Repeat the whole listing exactly.

┌────────

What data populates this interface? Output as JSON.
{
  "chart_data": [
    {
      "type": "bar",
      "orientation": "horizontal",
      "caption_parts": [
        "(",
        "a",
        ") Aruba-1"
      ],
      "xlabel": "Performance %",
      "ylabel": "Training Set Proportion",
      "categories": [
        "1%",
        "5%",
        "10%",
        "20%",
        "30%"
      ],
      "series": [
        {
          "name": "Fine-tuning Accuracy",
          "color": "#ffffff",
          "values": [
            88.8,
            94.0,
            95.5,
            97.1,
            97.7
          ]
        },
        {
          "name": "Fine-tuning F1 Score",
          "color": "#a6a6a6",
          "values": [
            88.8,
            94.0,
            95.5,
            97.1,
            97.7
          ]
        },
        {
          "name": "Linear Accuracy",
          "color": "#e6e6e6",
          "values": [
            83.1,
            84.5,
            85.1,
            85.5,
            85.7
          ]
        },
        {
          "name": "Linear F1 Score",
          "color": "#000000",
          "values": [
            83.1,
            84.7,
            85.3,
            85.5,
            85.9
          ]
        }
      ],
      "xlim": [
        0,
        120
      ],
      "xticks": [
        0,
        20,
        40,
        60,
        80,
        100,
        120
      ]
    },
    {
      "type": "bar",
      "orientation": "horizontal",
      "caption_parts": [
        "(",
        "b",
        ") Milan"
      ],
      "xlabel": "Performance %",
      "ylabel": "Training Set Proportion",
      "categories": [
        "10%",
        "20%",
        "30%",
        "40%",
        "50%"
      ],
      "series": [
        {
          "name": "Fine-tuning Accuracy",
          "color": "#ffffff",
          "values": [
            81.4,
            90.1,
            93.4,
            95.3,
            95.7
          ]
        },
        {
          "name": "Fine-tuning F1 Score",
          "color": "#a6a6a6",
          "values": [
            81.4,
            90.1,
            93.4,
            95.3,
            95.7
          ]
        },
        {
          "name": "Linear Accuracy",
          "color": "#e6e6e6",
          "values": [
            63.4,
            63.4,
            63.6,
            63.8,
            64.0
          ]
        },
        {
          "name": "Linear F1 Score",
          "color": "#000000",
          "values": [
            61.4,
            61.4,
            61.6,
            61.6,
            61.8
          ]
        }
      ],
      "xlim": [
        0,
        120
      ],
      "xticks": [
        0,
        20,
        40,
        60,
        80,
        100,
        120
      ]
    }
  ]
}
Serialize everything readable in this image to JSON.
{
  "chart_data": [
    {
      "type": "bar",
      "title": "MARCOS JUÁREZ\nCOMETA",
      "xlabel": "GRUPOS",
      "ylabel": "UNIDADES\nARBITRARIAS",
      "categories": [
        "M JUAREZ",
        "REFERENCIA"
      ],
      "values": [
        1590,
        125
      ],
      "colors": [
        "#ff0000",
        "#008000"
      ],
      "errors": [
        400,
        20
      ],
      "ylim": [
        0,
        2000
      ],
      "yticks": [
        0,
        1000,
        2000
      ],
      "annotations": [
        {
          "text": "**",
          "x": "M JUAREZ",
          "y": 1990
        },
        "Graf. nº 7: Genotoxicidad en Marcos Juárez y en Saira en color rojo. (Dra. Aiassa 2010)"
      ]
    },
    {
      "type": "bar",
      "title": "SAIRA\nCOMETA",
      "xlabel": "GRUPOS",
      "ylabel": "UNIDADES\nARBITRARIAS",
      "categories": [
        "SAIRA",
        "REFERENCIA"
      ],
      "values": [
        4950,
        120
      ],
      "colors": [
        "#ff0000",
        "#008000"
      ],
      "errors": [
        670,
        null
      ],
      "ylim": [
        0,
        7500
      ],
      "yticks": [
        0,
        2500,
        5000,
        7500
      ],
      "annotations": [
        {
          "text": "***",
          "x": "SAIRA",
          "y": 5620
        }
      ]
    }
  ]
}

└────────

▶ _RESPONSE TO THE TASK_
What data populates this interface? Output as JSON.
{
  "chart_data": [
    {
      "type": "bar",
      "orientation": "horizontal",
      "caption_parts": [
        "(",
        "a",
        ") Aruba-1"
      ],
      "xlabel": "Performance %",
      "ylabel": "Training Set Proportion",
      "categories": [
        "1%",
        "5%",
        "10%",
        "20%",
        "30%"
      ],
      "series": [
        {
          "name": "Fine-tuning Accuracy",
          "color": "#ffffff",
          "values": [
            88.8,
            94.0,
            95.5,
            97.1,
            97.7
          ]
        },
        {
          "name": "Fine-tuning F1 Score",
          "color": "#a6a6a6",
          "values": [
            88.8,
            94.0,
            95.5,
            97.1,
            97.7
          ]
        },
        {
          "name": "Linear Accuracy",
          "color": "#e6e6e6",
          "values": [
            83.1,
            84.5,
            85.1,
            85.5,
            85.7
          ]
        },
        {
          "name": "Linear F1 Score",
          "color": "#000000",
          "values": [
            83.1,
            84.7,
            85.3,
            85.5,
            85.9
          ]
        }
      ],
      "xlim": [
        0,
        120
      ],
      "xticks": [
        0,
        20,
        40,
        60,
        80,
        100,
        120
      ]
    },
    {
      "type": "bar",
      "orientation": "horizontal",
      "caption_parts": [
        "(",
        "b",
        ") Milan"
      ],
      "xlabel": "Performance %",
      "ylabel": "Training Set Proportion",
      "categories": [
        "10%",
        "20%",
        "30%",
        "40%",
        "50%"
      ],
      "series": [
        {
          "name": "Fine-tuning Accuracy",
          "color": "#ffffff",
          "values": [
            81.4,
            90.1,
            93.4,
            95.3,
            95.7
          ]
        },
        {
          "name": "Fine-tuning F1 Score",
          "color": "#a6a6a6",
          "values": [
            81.4,
            90.1,
            93.4,
            95.3,
            95.7
          ]
        },
        {
          "name": "Linear Accuracy",
          "color": "#e6e6e6",
          "values": [
            63.4,
            63.4,
            63.6,
            63.8,
            64.0
          ]
        },
        {
          "name": "Linear F1 Score",
          "color": "#000000",
          "values": [
            61.4,
            61.4,
            61.6,
            61.6,
            61.8
          ]
        }
      ],
      "xlim": [
        0,
        120
      ],
      "xticks": [
        0,
        20,
        40,
        60,
        80,
        100,
        120
      ]
    }
  ]
}
Serialize everything readable in this image to JSON.
{
  "chart_data": [
    {
      "type": "bar",
      "title": "MARCOS JUÁREZ\nCOMETA",
      "xlabel": "GRUPOS",
      "ylabel": "UNIDADES\nARBITRARIAS",
      "categories": [
        "M JUAREZ",
        "REFERENCIA"
      ],
      "values": [
        1590,
        125
      ],
      "colors": [
        "#ff0000",
        "#008000"
      ],
      "errors": [
        400,
        20
      ],
      "ylim": [
        0,
        2000
      ],
      "yticks": [
        0,
        1000,
        2000
      ],
      "annotations": [
        {
          "text": "**",
          "x": "M JUAREZ",
          "y": 1990
        },
        "Graf. nº 7: Genotoxicidad en Marcos Juárez y en Saira en color rojo. (Dra. Aiassa 2010)"
      ]
    },
    {
      "type": "bar",
      "title": "SAIRA\nCOMETA",
      "xlabel": "GRUPOS",
      "ylabel": "UNIDADES\nARBITRARIAS",
      "categories": [
        "SAIRA",
        "REFERENCIA"
      ],
      "values": [
        4950,
        120
      ],
      "colors": [
        "#ff0000",
        "#008000"
      ],
      "errors": [
        670,
        null
      ],
      "ylim": [
        0,
        7500
      ],
      "yticks": [
        0,
        2500,
        5000,
        7500
      ],
      "annotations": [
        {
          "text": "***",
          "x": "SAIRA",
          "y": 5620
        }
      ]
    }
  ]
}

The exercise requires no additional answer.